**Aim of the task:** Reproduce all the entries precisely.

Stored records:
:::

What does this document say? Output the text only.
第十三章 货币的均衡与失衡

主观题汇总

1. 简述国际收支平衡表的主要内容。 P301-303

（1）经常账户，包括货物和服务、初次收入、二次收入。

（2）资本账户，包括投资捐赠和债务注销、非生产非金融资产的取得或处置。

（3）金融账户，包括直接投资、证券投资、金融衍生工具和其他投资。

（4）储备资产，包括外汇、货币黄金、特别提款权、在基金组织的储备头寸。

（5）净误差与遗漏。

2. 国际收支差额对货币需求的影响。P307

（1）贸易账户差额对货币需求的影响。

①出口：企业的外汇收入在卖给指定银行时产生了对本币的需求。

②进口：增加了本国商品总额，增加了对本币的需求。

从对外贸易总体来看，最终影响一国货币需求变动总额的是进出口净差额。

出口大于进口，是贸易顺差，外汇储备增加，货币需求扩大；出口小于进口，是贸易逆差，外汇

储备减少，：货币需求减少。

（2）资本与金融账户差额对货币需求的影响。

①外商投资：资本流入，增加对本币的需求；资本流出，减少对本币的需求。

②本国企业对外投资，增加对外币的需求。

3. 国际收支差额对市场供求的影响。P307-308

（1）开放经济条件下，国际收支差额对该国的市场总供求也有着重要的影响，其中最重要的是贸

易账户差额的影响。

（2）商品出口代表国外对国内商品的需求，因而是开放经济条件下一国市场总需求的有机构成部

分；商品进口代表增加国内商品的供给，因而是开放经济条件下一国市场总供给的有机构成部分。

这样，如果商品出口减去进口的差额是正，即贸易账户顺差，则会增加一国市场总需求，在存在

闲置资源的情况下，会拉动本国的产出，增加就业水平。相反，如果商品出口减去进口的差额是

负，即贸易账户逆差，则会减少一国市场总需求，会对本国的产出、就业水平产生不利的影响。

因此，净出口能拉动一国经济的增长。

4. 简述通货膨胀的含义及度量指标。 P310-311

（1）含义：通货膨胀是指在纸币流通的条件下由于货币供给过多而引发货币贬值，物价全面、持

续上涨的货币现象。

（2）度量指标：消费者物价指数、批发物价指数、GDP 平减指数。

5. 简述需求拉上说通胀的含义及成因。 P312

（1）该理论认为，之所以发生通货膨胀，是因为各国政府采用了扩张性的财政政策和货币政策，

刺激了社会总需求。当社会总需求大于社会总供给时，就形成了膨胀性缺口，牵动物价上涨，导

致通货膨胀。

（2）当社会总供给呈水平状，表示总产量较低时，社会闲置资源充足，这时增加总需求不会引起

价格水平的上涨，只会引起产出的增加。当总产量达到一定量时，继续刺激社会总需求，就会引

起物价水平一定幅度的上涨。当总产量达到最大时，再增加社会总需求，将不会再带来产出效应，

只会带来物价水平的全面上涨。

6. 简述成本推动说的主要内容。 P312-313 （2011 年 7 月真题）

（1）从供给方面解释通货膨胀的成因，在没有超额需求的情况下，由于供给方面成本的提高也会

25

:::

**Written reply:**
What does this document say? Output the text only.
第十三章 货币的均衡与失衡

主观题汇总

1. 简述国际收支平衡表的主要内容。 P301-303

（1）经常账户，包括货物和服务、初次收入、二次收入。

（2）资本账户，包括投资捐赠和债务注销、非生产非金融资产的取得或处置。

（3）金融账户，包括直接投资、证券投资、金融衍生工具和其他投资。

（4）储备资产，包括外汇、货币黄金、特别提款权、在基金组织的储备头寸。

（5）净误差与遗漏。

2. 国际收支差额对货币需求的影响。P307

（1）贸易账户差额对货币需求的影响。

①出口：企业的外汇收入在卖给指定银行时产生了对本币的需求。

②进口：增加了本国商品总额，增加了对本币的需求。

从对外贸易总体来看，最终影响一国货币需求变动总额的是进出口净差额。

出口大于进口，是贸易顺差，外汇储备增加，货币需求扩大；出口小于进口，是贸易逆差，外汇

储备减少，：货币需求减少。

（2）资本与金融账户差额对货币需求的影响。

①外商投资：资本流入，增加对本币的需求；资本流出，减少对本币的需求。

②本国企业对外投资，增加对外币的需求。

3. 国际收支差额对市场供求的影响。P307-308

（1）开放经济条件下，国际收支差额对该国的市场总供求也有着重要的影响，其中最重要的是贸

易账户差额的影响。

（2）商品出口代表国外对国内商品的需求，因而是开放经济条件下一国市场总需求的有机构成部

分；商品进口代表增加国内商品的供给，因而是开放经济条件下一国市场总供给的有机构成部分。

这样，如果商品出口减去进口的差额是正，即贸易账户顺差，则会增加一国市场总需求，在存在

闲置资源的情况下，会拉动本国的产出，增加就业水平。相反，如果商品出口减去进口的差额是

负，即贸易账户逆差，则会减少一国市场总需求，会对本国的产出、就业水平产生不利的影响。

因此，净出口能拉动一国经济的增长。

4. 简述通货膨胀的含义及度量指标。 P310-311

（1）含义：通货膨胀是指在纸币流通的条件下由于货币供给过多而引发货币贬值，物价全面、持

续上涨的货币现象。

（2）度量指标：消费者物价指数、批发物价指数、GDP 平减指数。

5. 简述需求拉上说通胀的含义及成因。 P312

（1）该理论认为，之所以发生通货膨胀，是因为各国政府采用了扩张性的财政政策和货币政策，

刺激了社会总需求。当社会总需求大于社会总供给时，就形成了膨胀性缺口，牵动物价上涨，导

致通货膨胀。

（2）当社会总供给呈水平状，表示总产量较低时，社会闲置资源充足，这时增加总需求不会引起

价格水平的上涨，只会引起产出的增加。当总产量达到一定量时，继续刺激社会总需求，就会引

起物价水平一定幅度的上涨。当总产量达到最大时，再增加社会总需求，将不会再带来产出效应，

只会带来物价水平的全面上涨。

6. 简述成本推动说的主要内容。 P312-313 （2011 年 7 月真题）

（1）从供给方面解释通货膨胀的成因，在没有超额需求的情况下，由于供给方面成本的提高也会

25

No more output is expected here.